* [Input rows]
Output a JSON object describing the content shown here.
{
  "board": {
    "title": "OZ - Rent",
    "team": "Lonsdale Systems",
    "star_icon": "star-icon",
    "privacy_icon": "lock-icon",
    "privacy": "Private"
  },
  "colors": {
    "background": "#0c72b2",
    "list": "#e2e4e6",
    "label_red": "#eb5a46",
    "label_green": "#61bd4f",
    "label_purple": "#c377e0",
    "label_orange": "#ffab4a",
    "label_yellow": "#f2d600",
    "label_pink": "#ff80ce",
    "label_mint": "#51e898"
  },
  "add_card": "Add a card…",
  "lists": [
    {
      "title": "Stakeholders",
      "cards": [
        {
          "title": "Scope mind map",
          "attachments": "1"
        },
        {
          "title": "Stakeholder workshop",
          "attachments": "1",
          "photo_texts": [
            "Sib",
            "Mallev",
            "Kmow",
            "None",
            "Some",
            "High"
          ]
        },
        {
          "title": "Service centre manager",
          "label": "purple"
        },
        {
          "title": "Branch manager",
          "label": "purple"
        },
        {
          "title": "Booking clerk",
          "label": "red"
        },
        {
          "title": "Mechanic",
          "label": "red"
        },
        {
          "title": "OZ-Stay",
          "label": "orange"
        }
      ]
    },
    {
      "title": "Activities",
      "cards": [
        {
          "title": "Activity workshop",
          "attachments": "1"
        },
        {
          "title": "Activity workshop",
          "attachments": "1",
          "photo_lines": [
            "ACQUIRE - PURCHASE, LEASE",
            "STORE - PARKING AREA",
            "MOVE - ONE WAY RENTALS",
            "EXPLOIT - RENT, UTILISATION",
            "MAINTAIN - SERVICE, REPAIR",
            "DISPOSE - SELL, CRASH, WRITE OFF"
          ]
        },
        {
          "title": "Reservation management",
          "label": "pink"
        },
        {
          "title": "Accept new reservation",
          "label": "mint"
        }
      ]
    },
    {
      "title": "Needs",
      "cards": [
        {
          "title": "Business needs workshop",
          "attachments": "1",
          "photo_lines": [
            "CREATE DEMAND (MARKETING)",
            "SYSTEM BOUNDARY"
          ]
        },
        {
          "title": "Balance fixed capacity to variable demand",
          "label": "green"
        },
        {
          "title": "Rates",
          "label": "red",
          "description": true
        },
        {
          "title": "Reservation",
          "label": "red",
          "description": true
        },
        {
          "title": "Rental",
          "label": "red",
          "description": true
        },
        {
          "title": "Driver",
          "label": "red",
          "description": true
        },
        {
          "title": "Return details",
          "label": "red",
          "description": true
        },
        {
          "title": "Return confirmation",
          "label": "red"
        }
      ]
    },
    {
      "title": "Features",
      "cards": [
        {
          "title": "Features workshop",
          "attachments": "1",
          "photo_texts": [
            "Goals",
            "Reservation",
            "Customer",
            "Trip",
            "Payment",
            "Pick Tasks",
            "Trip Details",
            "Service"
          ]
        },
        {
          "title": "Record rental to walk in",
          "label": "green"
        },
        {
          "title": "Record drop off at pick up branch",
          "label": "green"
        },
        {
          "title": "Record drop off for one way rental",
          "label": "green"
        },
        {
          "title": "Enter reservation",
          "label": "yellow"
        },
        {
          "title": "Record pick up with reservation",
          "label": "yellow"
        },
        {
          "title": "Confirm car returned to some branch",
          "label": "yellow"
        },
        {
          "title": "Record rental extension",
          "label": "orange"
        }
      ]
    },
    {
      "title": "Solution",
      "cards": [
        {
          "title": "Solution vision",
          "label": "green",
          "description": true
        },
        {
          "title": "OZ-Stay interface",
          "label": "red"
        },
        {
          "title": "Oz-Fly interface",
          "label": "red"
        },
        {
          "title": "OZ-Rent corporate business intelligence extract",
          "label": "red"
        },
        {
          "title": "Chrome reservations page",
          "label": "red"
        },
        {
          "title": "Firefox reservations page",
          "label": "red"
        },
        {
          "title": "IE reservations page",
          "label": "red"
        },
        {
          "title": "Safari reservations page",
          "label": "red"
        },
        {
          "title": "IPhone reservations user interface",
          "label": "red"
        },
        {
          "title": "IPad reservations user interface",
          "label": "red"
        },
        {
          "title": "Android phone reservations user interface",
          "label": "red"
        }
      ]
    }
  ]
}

* [The problem] Reproduce all of the entries word for word.

* [Right answer]
Output a JSON object describing the content shown here.
{
  "board": {
    "title": "OZ - Rent",
    "team": "Lonsdale Systems",
    "star_icon": "star-icon",
    "privacy_icon": "lock-icon",
    "privacy": "Private"
  },
  "colors": {
    "background": "#0c72b2",
    "list": "#e2e4e6",
    "label_red": "#eb5a46",
    "label_green": "#61bd4f",
    "label_purple": "#c377e0",
    "label_orange": "#ffab4a",
    "label_yellow": "#f2d600",
    "label_pink": "#ff80ce",
    "label_mint": "#51e898"
  },
  "add_card": "Add a card…",
  "lists": [
    {
      "title": "Stakeholders",
      "cards": [
        {
          "title": "Scope mind map",
          "attachments": "1"
        },
        {
          "title": "Stakeholder workshop",
          "attachments": "1",
          "photo_texts": [
            "Sib",
            "Mallev",
            "Kmow",
            "None",
            "Some",
            "High"
          ]
        },
        {
          "title": "Service centre manager",
          "label": "purple"
        },
        {
          "title": "Branch manager",
          "label": "purple"
        },
        {
          "title": "Booking clerk",
          "label": "red"
        },
        {
          "title": "Mechanic",
          "label": "red"
        },
        {
          "title": "OZ-Stay",
          "label": "orange"
        }
      ]
    },
    {
      "title": "Activities",
      "cards": [
        {
          "title": "Activity workshop",
          "attachments": "1"
        },
        {
          "title": "Activity workshop",
          "attachments": "1",
          "photo_lines": [
            "ACQUIRE - PURCHASE, LEASE",
            "STORE - PARKING AREA",
            "MOVE - ONE WAY RENTALS",
            "EXPLOIT - RENT, UTILISATION",
            "MAINTAIN - SERVICE, REPAIR",
            "DISPOSE - SELL, CRASH, WRITE OFF"
          ]
        },
        {
          "title": "Reservation management",
          "label": "pink"
        },
        {
          "title": "Accept new reservation",
          "label": "mint"
        }
      ]
    },
    {
      "title": "Needs",
      "cards": [
        {
          "title": "Business needs workshop",
          "attachments": "1",
          "photo_lines": [
            "CREATE DEMAND (MARKETING)",
            "SYSTEM BOUNDARY"
          ]
        },
        {
          "title": "Balance fixed capacity to variable demand",
          "label": "green"
        },
        {
          "title": "Rates",
          "label": "red",
          "description": true
        },
        {
          "title": "Reservation",
          "label": "red",
          "description": true
        },
        {
          "title": "Rental",
          "label": "red",
          "description": true
        },
        {
          "title": "Driver",
          "label": "red",
          "description": true
        },
        {
          "title": "Return details",
          "label": "red",
          "description": true
        },
        {
          "title": "Return confirmation",
          "label": "red"
        }
      ]
    },
    {
      "title": "Features",
      "cards": [
        {
          "title": "Features workshop",
          "attachments": "1",
          "photo_texts": [
            "Goals",
            "Reservation",
            "Customer",
            "Trip",
            "Payment",
            "Pick Tasks",
            "Trip Details",
            "Service"
          ]
        },
        {
          "title": "Record rental to walk in",
          "label": "green"
        },
        {
          "title": "Record drop off at pick up branch",
          "label": "green"
        },
        {
          "title": "Record drop off for one way rental",
          "label": "green"
        },
        {
          "title": "Enter reservation",
          "label": "yellow"
        },
        {
          "title": "Record pick up with reservation",
          "label": "yellow"
        },
        {
          "title": "Confirm car returned to some branch",
          "label": "yellow"
        },
        {
          "title": "Record rental extension",
          "label": "orange"
        }
      ]
    },
    {
      "title": "Solution",
      "cards": [
        {
          "title": "Solution vision",
          "label": "green",
          "description": true
        },
        {
          "title": "OZ-Stay interface",
          "label": "red"
        },
        {
          "title": "Oz-Fly interface",
          "label": "red"
        },
        {
          "title": "OZ-Rent corporate business intelligence extract",
          "label": "red"
        },
        {
          "title": "Chrome reservations page",
          "label": "red"
        },
        {
          "title": "Firefox reservations page",
          "label": "red"
        },
        {
          "title": "IE reservations page",
          "label": "red"
        },
        {
          "title": "Safari reservations page",
          "label": "red"
        },
        {
          "title": "IPhone reservations user interface",
          "label": "red"
        },
        {
          "title": "IPad reservations user interface",
          "label": "red"
        },
        {
          "title": "Android phone reservations user interface",
          "label": "red"
        }
      ]
    }
  ]
}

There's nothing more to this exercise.